[Element and region data]
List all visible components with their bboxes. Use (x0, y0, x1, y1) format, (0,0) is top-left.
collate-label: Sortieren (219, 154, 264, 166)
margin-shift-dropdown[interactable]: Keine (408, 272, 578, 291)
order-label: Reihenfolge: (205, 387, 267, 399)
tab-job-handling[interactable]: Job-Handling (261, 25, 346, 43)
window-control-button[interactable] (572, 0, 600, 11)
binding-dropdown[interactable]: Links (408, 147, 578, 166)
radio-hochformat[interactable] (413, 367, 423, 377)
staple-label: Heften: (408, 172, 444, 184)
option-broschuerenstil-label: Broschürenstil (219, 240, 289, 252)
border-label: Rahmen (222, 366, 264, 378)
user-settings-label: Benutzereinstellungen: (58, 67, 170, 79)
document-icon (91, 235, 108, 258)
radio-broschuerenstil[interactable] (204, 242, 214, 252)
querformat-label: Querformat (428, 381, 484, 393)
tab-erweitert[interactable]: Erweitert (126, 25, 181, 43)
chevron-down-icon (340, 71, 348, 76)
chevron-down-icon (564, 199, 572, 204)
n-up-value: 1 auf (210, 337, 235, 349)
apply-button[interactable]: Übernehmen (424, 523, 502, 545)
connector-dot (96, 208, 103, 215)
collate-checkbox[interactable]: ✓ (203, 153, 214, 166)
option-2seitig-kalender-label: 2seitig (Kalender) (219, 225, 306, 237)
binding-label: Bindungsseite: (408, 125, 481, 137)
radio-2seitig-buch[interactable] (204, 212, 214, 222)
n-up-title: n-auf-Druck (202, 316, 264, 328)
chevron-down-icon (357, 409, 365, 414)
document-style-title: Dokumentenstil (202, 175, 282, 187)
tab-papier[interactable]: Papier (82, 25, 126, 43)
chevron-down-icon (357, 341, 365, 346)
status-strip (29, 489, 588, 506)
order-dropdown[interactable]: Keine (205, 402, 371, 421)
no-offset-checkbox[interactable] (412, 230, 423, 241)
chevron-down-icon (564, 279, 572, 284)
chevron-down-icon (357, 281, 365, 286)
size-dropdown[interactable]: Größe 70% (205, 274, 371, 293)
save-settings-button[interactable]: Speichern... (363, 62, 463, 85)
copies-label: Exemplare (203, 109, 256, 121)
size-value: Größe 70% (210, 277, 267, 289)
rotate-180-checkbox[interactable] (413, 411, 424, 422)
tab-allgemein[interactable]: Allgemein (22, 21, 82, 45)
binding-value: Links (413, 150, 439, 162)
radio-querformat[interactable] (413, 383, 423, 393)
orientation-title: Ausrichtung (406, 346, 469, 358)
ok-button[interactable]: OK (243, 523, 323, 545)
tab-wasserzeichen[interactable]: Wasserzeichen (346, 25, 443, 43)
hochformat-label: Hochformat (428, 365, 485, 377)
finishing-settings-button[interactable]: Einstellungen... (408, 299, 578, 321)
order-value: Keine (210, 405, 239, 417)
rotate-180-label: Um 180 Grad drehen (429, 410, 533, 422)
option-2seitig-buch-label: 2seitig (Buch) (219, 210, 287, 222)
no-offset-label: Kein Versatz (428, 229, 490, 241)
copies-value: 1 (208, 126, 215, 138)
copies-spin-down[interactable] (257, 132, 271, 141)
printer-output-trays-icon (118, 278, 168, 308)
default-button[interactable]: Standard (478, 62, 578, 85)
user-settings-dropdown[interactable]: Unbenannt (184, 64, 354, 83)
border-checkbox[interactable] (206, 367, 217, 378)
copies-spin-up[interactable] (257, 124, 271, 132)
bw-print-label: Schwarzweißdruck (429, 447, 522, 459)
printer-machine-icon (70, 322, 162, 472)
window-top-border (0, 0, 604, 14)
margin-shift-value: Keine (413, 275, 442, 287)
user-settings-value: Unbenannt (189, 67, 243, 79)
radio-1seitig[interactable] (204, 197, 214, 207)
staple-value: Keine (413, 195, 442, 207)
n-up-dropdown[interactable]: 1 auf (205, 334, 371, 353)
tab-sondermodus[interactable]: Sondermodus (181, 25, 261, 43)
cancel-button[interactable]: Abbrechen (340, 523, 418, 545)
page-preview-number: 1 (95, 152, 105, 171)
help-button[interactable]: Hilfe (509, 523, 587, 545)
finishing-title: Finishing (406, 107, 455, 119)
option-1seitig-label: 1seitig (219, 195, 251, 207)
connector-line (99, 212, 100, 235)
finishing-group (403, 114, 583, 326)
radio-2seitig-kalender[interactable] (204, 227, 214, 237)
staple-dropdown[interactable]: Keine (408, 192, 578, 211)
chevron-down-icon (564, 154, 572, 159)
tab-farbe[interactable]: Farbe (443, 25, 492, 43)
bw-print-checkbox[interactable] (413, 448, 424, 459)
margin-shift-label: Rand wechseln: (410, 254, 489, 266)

- Exercise description:
Reproduce every row above verbatim, from the first through the last.

- Solution for this exercise:
List all visible components with their bboxes. Use (x0, y0, x1, y1) format, (0,0) is top-left.
collate-label: Sortieren (219, 154, 264, 166)
margin-shift-dropdown[interactable]: Keine (408, 272, 578, 291)
order-label: Reihenfolge: (205, 387, 267, 399)
tab-job-handling[interactable]: Job-Handling (261, 25, 346, 43)
window-control-button[interactable] (572, 0, 600, 11)
binding-dropdown[interactable]: Links (408, 147, 578, 166)
radio-hochformat[interactable] (413, 367, 423, 377)
staple-label: Heften: (408, 172, 444, 184)
option-broschuerenstil-label: Broschürenstil (219, 240, 289, 252)
border-label: Rahmen (222, 366, 264, 378)
user-settings-label: Benutzereinstellungen: (58, 67, 170, 79)
document-icon (91, 235, 108, 258)
radio-broschuerenstil[interactable] (204, 242, 214, 252)
querformat-label: Querformat (428, 381, 484, 393)
tab-erweitert[interactable]: Erweitert (126, 25, 181, 43)
chevron-down-icon (340, 71, 348, 76)
chevron-down-icon (564, 199, 572, 204)
n-up-value: 1 auf (210, 337, 235, 349)
apply-button[interactable]: Übernehmen (424, 523, 502, 545)
connector-dot (96, 208, 103, 215)
collate-checkbox[interactable]: ✓ (203, 153, 214, 166)
option-2seitig-kalender-label: 2seitig (Kalender) (219, 225, 306, 237)
binding-label: Bindungsseite: (408, 125, 481, 137)
radio-2seitig-buch[interactable] (204, 212, 214, 222)
n-up-title: n-auf-Druck (202, 316, 264, 328)
chevron-down-icon (357, 409, 365, 414)
document-style-title: Dokumentenstil (202, 175, 282, 187)
tab-papier[interactable]: Papier (82, 25, 126, 43)
chevron-down-icon (357, 341, 365, 346)
status-strip (29, 489, 588, 506)
order-dropdown[interactable]: Keine (205, 402, 371, 421)
no-offset-checkbox[interactable] (412, 230, 423, 241)
chevron-down-icon (564, 279, 572, 284)
chevron-down-icon (357, 281, 365, 286)
size-dropdown[interactable]: Größe 70% (205, 274, 371, 293)
save-settings-button[interactable]: Speichern... (363, 62, 463, 85)
copies-label: Exemplare (203, 109, 256, 121)
size-value: Größe 70% (210, 277, 267, 289)
rotate-180-checkbox[interactable] (413, 411, 424, 422)
tab-allgemein[interactable]: Allgemein (22, 21, 82, 45)
binding-value: Links (413, 150, 439, 162)
radio-querformat[interactable] (413, 383, 423, 393)
orientation-title: Ausrichtung (406, 346, 469, 358)
ok-button[interactable]: OK (243, 523, 323, 545)
tab-wasserzeichen[interactable]: Wasserzeichen (346, 25, 443, 43)
hochformat-label: Hochformat (428, 365, 485, 377)
finishing-settings-button[interactable]: Einstellungen... (408, 299, 578, 321)
order-value: Keine (210, 405, 239, 417)
rotate-180-label: Um 180 Grad drehen (429, 410, 533, 422)
option-2seitig-buch-label: 2seitig (Buch) (219, 210, 287, 222)
no-offset-label: Kein Versatz (428, 229, 490, 241)
copies-value: 1 (208, 126, 215, 138)
copies-spin-down[interactable] (257, 132, 271, 141)
printer-output-trays-icon (118, 278, 168, 308)
default-button[interactable]: Standard (478, 62, 578, 85)
user-settings-dropdown[interactable]: Unbenannt (184, 64, 354, 83)
border-checkbox[interactable] (206, 367, 217, 378)
copies-spin-up[interactable] (257, 124, 271, 132)
bw-print-label: Schwarzweißdruck (429, 447, 522, 459)
printer-machine-icon (70, 322, 162, 472)
window-top-border (0, 0, 604, 14)
margin-shift-value: Keine (413, 275, 442, 287)
user-settings-value: Unbenannt (189, 67, 243, 79)
radio-1seitig[interactable] (204, 197, 214, 207)
staple-value: Keine (413, 195, 442, 207)
n-up-dropdown[interactable]: 1 auf (205, 334, 371, 353)
tab-sondermodus[interactable]: Sondermodus (181, 25, 261, 43)
cancel-button[interactable]: Abbrechen (340, 523, 418, 545)
page-preview-number: 1 (95, 152, 105, 171)
help-button[interactable]: Hilfe (509, 523, 587, 545)
finishing-title: Finishing (406, 107, 455, 119)
option-1seitig-label: 1seitig (219, 195, 251, 207)
connector-line (99, 212, 100, 235)
finishing-group (403, 114, 583, 326)
radio-2seitig-kalender[interactable] (204, 227, 214, 237)
staple-dropdown[interactable]: Keine (408, 192, 578, 211)
chevron-down-icon (564, 154, 572, 159)
tab-farbe[interactable]: Farbe (443, 25, 492, 43)
bw-print-checkbox[interactable] (413, 448, 424, 459)
margin-shift-label: Rand wechseln: (410, 254, 489, 266)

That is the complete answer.